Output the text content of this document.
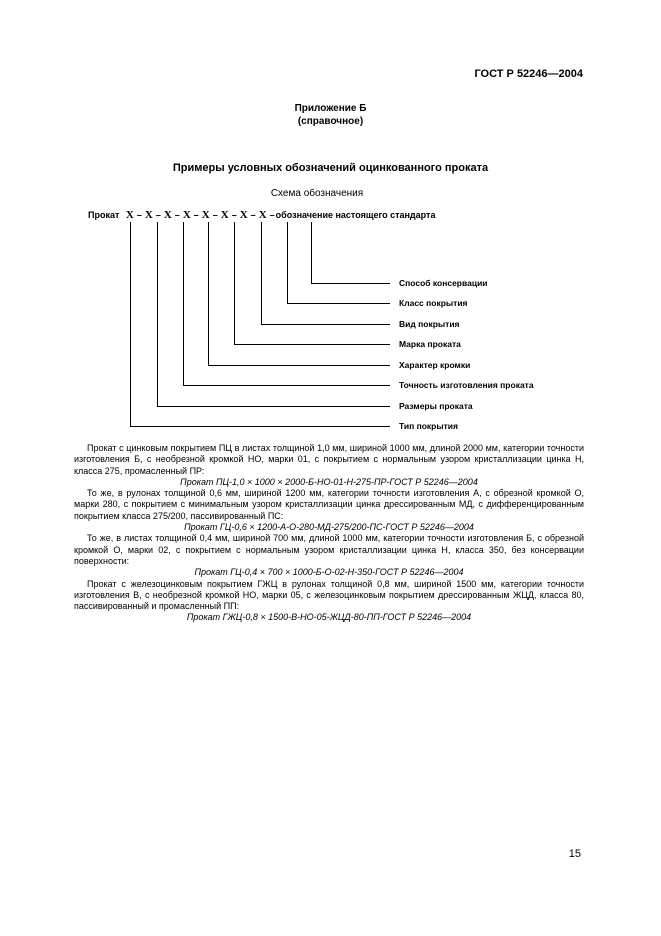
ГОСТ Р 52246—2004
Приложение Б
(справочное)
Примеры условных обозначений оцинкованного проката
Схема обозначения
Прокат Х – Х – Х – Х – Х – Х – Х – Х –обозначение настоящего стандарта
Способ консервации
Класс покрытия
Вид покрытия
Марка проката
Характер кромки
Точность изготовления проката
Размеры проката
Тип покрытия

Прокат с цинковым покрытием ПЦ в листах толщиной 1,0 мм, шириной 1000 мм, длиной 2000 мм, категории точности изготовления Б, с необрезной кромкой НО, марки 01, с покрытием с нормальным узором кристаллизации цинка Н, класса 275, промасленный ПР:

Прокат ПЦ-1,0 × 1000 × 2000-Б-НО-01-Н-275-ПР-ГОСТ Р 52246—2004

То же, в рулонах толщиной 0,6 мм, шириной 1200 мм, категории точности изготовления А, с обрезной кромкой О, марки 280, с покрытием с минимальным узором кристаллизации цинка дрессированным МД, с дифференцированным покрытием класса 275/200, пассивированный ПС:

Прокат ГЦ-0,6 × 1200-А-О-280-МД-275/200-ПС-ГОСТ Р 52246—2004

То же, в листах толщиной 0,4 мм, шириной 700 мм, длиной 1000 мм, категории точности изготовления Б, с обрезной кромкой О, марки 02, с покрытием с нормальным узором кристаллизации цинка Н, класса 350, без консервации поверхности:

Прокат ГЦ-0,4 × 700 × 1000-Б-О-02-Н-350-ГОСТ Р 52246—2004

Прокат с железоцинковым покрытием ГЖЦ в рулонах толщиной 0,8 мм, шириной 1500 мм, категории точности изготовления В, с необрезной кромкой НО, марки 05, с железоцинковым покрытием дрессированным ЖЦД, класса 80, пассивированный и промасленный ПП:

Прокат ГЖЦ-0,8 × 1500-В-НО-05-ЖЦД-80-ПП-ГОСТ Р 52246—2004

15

...

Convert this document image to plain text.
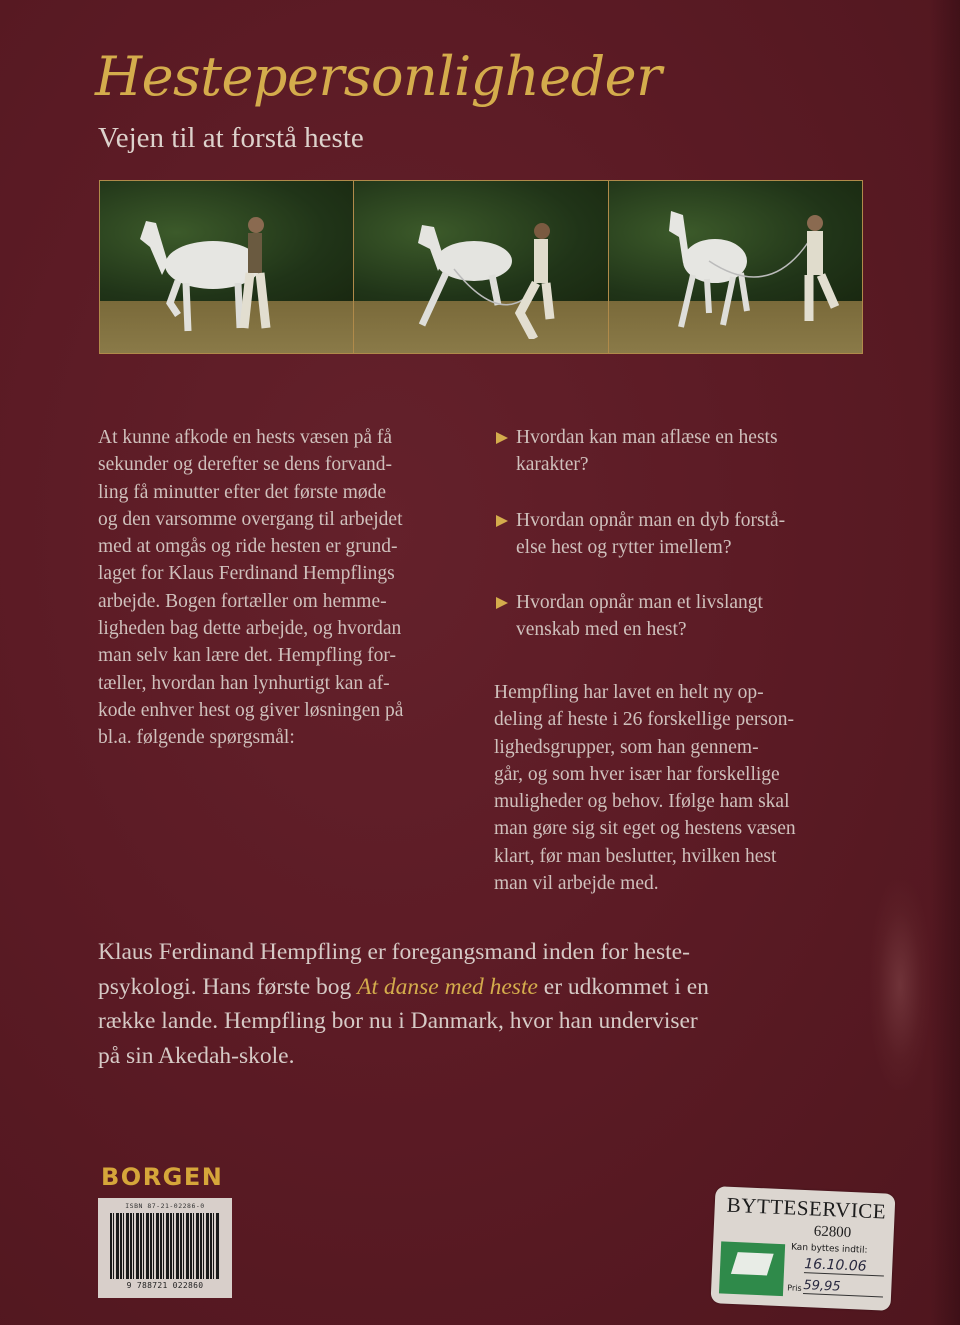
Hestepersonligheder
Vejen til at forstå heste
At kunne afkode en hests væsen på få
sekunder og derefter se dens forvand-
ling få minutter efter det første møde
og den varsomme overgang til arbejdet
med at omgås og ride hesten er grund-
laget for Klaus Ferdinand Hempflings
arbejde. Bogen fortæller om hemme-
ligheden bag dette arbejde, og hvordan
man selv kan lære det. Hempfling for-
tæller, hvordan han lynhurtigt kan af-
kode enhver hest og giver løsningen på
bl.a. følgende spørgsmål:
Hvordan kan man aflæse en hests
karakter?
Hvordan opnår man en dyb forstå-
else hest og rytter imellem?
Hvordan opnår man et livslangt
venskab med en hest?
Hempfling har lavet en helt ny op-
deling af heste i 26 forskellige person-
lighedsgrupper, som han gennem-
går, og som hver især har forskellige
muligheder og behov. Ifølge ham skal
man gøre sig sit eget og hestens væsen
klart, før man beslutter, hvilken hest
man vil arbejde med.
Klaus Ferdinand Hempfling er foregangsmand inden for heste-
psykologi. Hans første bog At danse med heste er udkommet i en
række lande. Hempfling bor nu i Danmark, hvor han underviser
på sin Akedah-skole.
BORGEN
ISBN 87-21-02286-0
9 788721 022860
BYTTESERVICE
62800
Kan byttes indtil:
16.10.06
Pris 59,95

[Task statement]
What is the number of lines holding the word "нормальным"? State it alone.

[Written solution]
2